-- begin The records --

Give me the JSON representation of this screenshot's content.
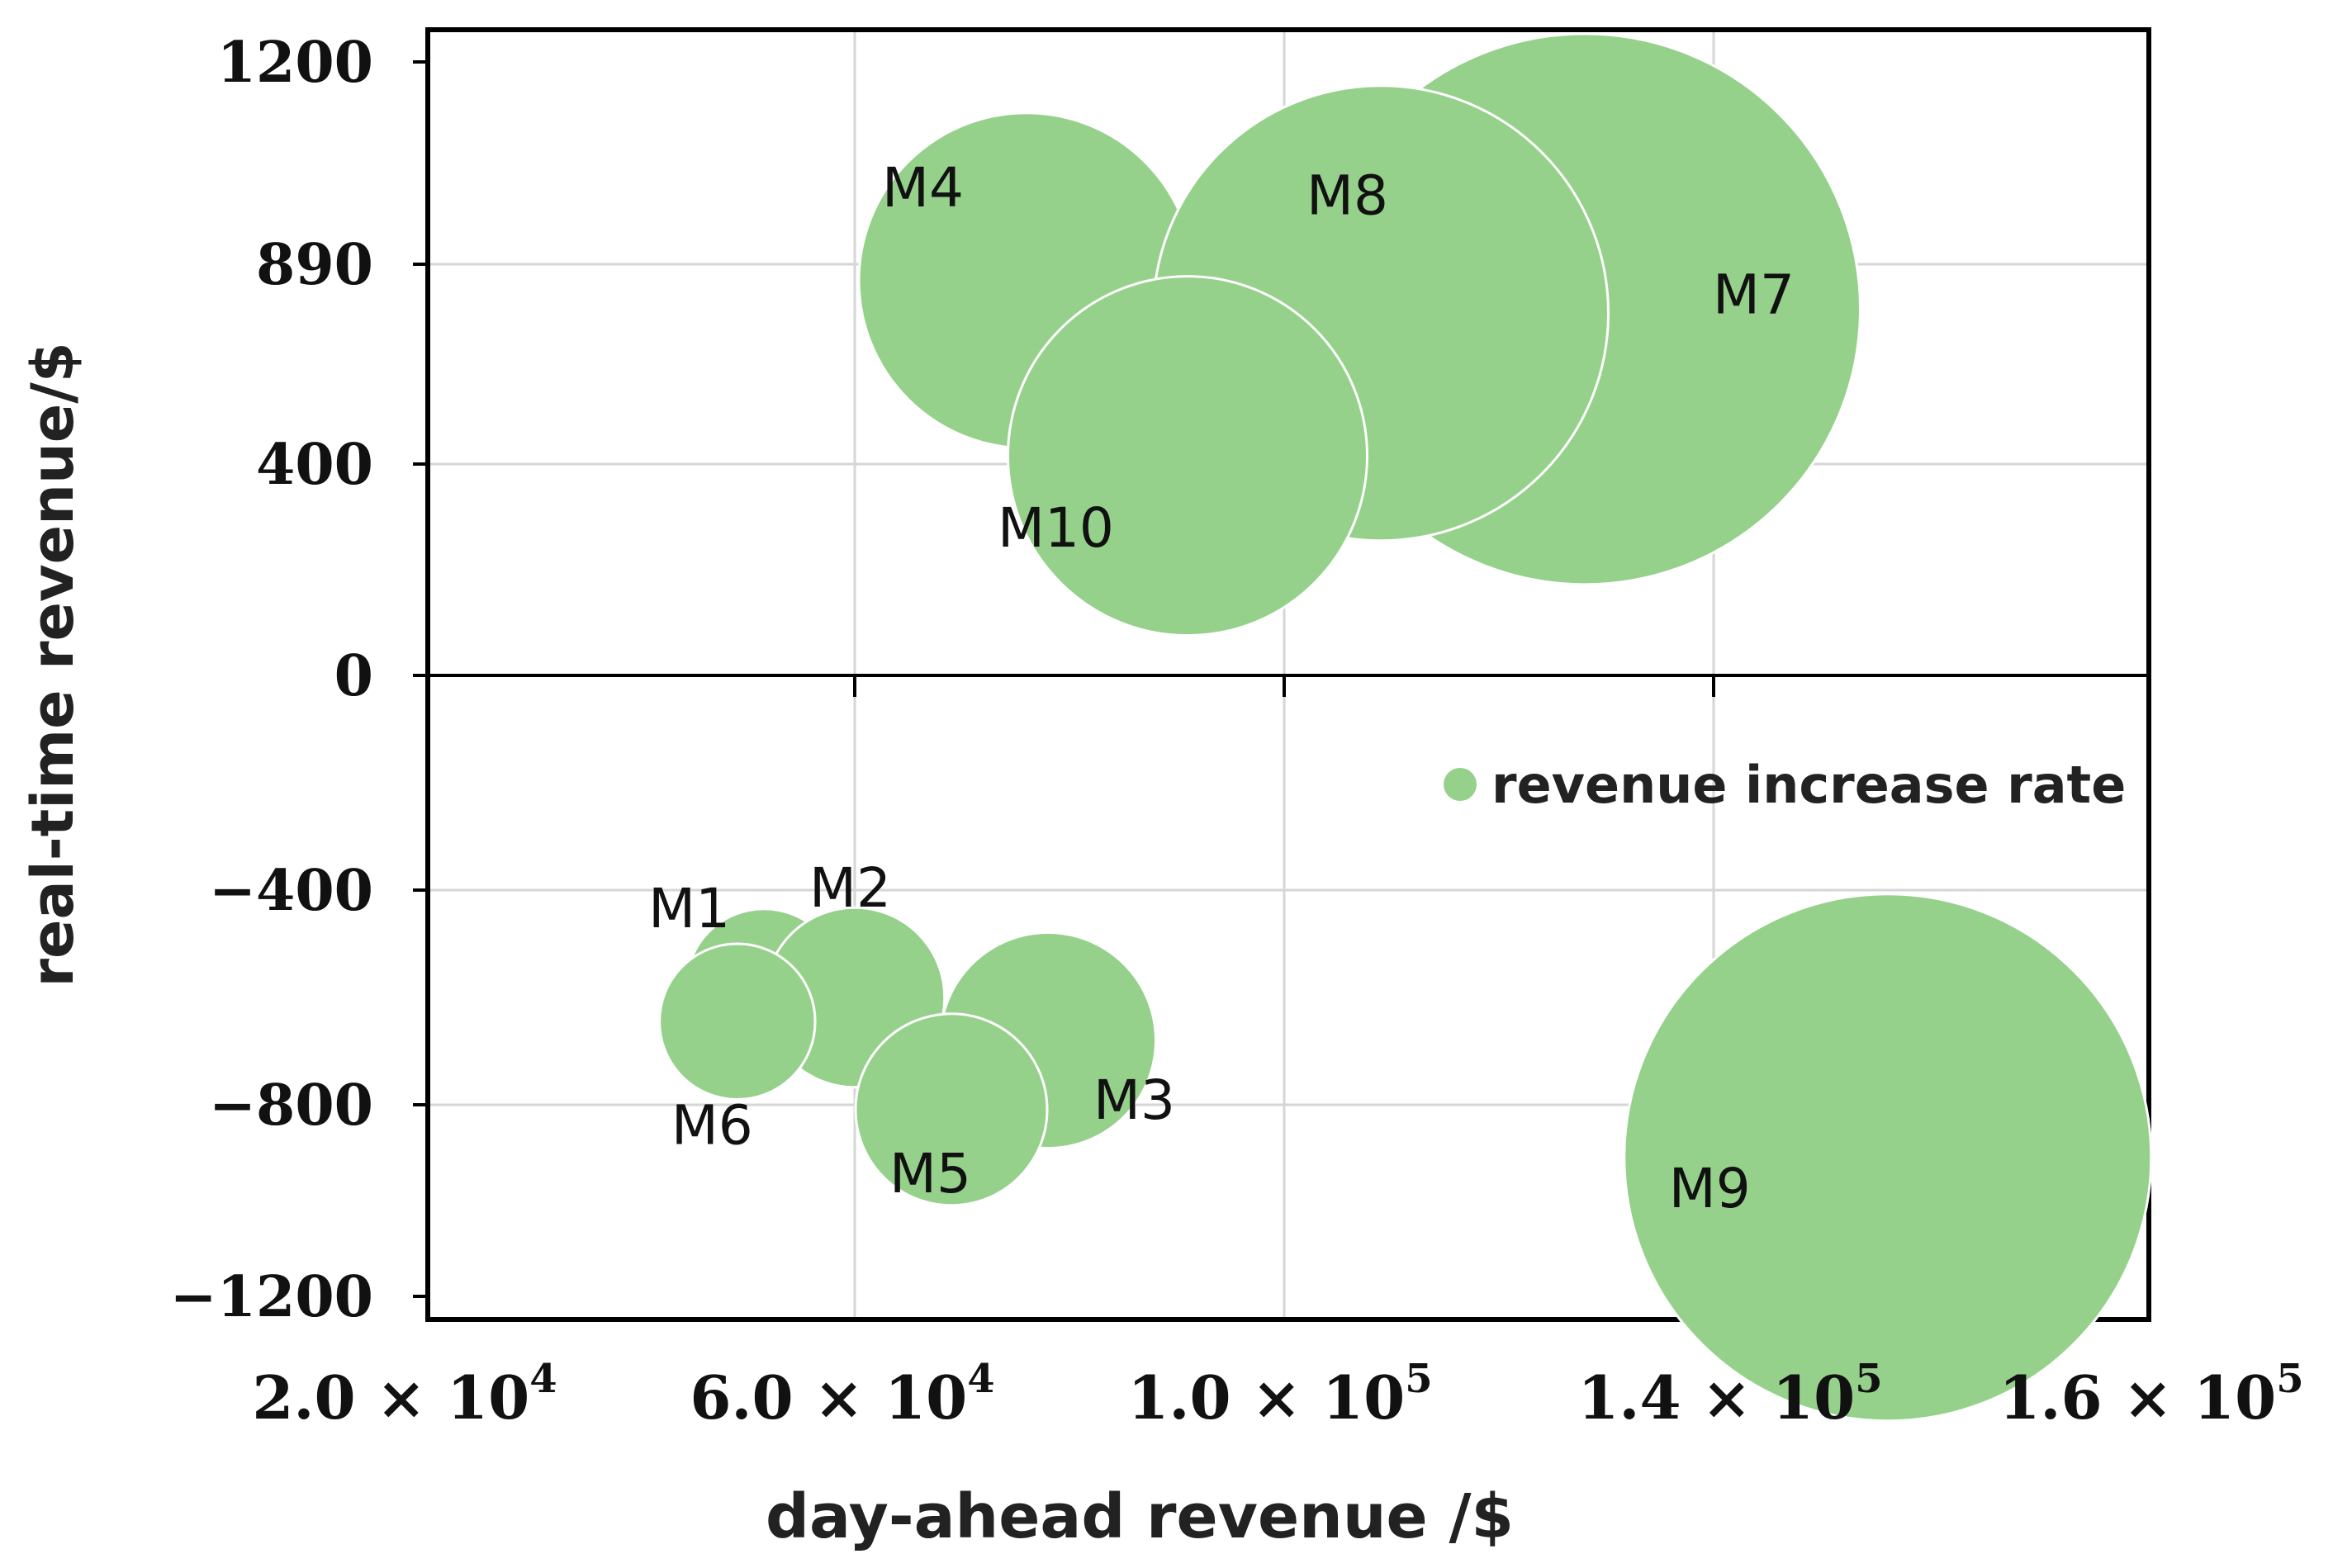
{
  "chart_data": {
    "type": "scatter",
    "subtype": "bubble",
    "title": "",
    "xlabel": "day-ahead revenue /$",
    "ylabel": "real-time revenue/$",
    "x_tick_labels": [
      {
        "value": 20000,
        "mantissa": "2.0",
        "times": "×",
        "base": "10",
        "exp": "4"
      },
      {
        "value": 60000,
        "mantissa": "6.0",
        "times": "×",
        "base": "10",
        "exp": "4"
      },
      {
        "value": 100000,
        "mantissa": "1.0",
        "times": "×",
        "base": "10",
        "exp": "5"
      },
      {
        "value": 140000,
        "mantissa": "1.4",
        "times": "×",
        "base": "10",
        "exp": "5"
      },
      {
        "value": 160000,
        "mantissa": "1.6",
        "times": "×",
        "base": "10",
        "exp": "5"
      }
    ],
    "y_tick_labels": [
      "1200",
      "890",
      "400",
      "0",
      "−400",
      "−800",
      "−1200"
    ],
    "grid": true,
    "legend": {
      "position": "inside-right",
      "entries": [
        "revenue increase rate"
      ]
    },
    "series": [
      {
        "name": "revenue increase rate",
        "color": "#95d18b",
        "points": [
          {
            "label": "M1",
            "x": 51500,
            "y": -580,
            "size": 6.5
          },
          {
            "label": "M2",
            "x": 60000,
            "y": -600,
            "size": 7.5
          },
          {
            "label": "M3",
            "x": 78000,
            "y": -680,
            "size": 9
          },
          {
            "label": "M4",
            "x": 76000,
            "y": 850,
            "size": 14
          },
          {
            "label": "M5",
            "x": 69000,
            "y": -810,
            "size": 8
          },
          {
            "label": "M6",
            "x": 49000,
            "y": -645,
            "size": 6.5
          },
          {
            "label": "M7",
            "x": 128000,
            "y": 780,
            "size": 23
          },
          {
            "label": "M8",
            "x": 109000,
            "y": 770,
            "size": 19
          },
          {
            "label": "M9",
            "x": 148000,
            "y": -910,
            "size": 22
          },
          {
            "label": "M10",
            "x": 91000,
            "y": 420,
            "size": 15
          }
        ]
      }
    ]
  }
}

-- end The records --

What to do.
Copy the material exactly. Do not include the pictures.

Answer.
Give me the JSON representation of this screenshot's content.
{
  "chart_data": {
    "type": "scatter",
    "subtype": "bubble",
    "title": "",
    "xlabel": "day-ahead revenue /$",
    "ylabel": "real-time revenue/$",
    "x_tick_labels": [
      {
        "value": 20000,
        "mantissa": "2.0",
        "times": "×",
        "base": "10",
        "exp": "4"
      },
      {
        "value": 60000,
        "mantissa": "6.0",
        "times": "×",
        "base": "10",
        "exp": "4"
      },
      {
        "value": 100000,
        "mantissa": "1.0",
        "times": "×",
        "base": "10",
        "exp": "5"
      },
      {
        "value": 140000,
        "mantissa": "1.4",
        "times": "×",
        "base": "10",
        "exp": "5"
      },
      {
        "value": 160000,
        "mantissa": "1.6",
        "times": "×",
        "base": "10",
        "exp": "5"
      }
    ],
    "y_tick_labels": [
      "1200",
      "890",
      "400",
      "0",
      "−400",
      "−800",
      "−1200"
    ],
    "grid": true,
    "legend": {
      "position": "inside-right",
      "entries": [
        "revenue increase rate"
      ]
    },
    "series": [
      {
        "name": "revenue increase rate",
        "color": "#95d18b",
        "points": [
          {
            "label": "M1",
            "x": 51500,
            "y": -580,
            "size": 6.5
          },
          {
            "label": "M2",
            "x": 60000,
            "y": -600,
            "size": 7.5
          },
          {
            "label": "M3",
            "x": 78000,
            "y": -680,
            "size": 9
          },
          {
            "label": "M4",
            "x": 76000,
            "y": 850,
            "size": 14
          },
          {
            "label": "M5",
            "x": 69000,
            "y": -810,
            "size": 8
          },
          {
            "label": "M6",
            "x": 49000,
            "y": -645,
            "size": 6.5
          },
          {
            "label": "M7",
            "x": 128000,
            "y": 780,
            "size": 23
          },
          {
            "label": "M8",
            "x": 109000,
            "y": 770,
            "size": 19
          },
          {
            "label": "M9",
            "x": 148000,
            "y": -910,
            "size": 22
          },
          {
            "label": "M10",
            "x": 91000,
            "y": 420,
            "size": 15
          }
        ]
      }
    ]
  }
}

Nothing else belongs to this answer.